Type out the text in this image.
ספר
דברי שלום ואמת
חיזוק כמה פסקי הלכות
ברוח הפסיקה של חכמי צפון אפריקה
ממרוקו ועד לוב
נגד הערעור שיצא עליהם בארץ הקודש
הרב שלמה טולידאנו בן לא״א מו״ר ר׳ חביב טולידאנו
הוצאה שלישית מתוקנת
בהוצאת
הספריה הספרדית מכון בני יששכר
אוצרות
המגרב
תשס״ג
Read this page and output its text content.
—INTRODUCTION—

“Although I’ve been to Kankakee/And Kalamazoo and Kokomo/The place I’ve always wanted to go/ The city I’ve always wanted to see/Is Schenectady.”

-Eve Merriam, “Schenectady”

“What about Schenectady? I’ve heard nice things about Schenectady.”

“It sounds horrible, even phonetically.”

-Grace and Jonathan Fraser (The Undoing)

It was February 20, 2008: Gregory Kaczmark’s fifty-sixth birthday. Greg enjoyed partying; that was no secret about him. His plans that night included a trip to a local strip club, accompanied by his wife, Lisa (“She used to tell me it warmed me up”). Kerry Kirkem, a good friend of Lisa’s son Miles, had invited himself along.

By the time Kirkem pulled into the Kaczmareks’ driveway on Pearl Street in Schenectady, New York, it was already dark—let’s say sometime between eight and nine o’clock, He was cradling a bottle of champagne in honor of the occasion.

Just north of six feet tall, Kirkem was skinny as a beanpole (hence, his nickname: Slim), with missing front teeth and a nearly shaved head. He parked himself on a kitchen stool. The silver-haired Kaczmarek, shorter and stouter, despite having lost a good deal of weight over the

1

[WRITTEN INSTRUCTION]: Write out the data again, exactly and in full.

[WRITTEN ANSWER]:
Type out the text in this image.
ספר
דברי שלום ואמת
חיזוק כמה פסקי הלכות
ברוח הפסיקה של חכמי צפון אפריקה
ממרוקו ועד לוב
נגד הערעור שיצא עליהם בארץ הקודש
הרב שלמה טולידאנו בן לא״א מו״ר ר׳ חביב טולידאנו
הוצאה שלישית מתוקנת
בהוצאת
הספריה הספרדית מכון בני יששכר
אוצרות
המגרב
תשס״ג
Read this page and output its text content.
—INTRODUCTION—

“Although I’ve been to Kankakee/And Kalamazoo and Kokomo/The place I’ve always wanted to go/ The city I’ve always wanted to see/Is Schenectady.”

-Eve Merriam, “Schenectady”

“What about Schenectady? I’ve heard nice things about Schenectady.”

“It sounds horrible, even phonetically.”

-Grace and Jonathan Fraser (The Undoing)

It was February 20, 2008: Gregory Kaczmark’s fifty-sixth birthday. Greg enjoyed partying; that was no secret about him. His plans that night included a trip to a local strip club, accompanied by his wife, Lisa (“She used to tell me it warmed me up”). Kerry Kirkem, a good friend of Lisa’s son Miles, had invited himself along.

By the time Kirkem pulled into the Kaczmareks’ driveway on Pearl Street in Schenectady, New York, it was already dark—let’s say sometime between eight and nine o’clock, He was cradling a bottle of champagne in honor of the occasion.

Just north of six feet tall, Kirkem was skinny as a beanpole (hence, his nickname: Slim), with missing front teeth and a nearly shaved head. He parked himself on a kitchen stool. The silver-haired Kaczmarek, shorter and stouter, despite having lost a good deal of weight over the

1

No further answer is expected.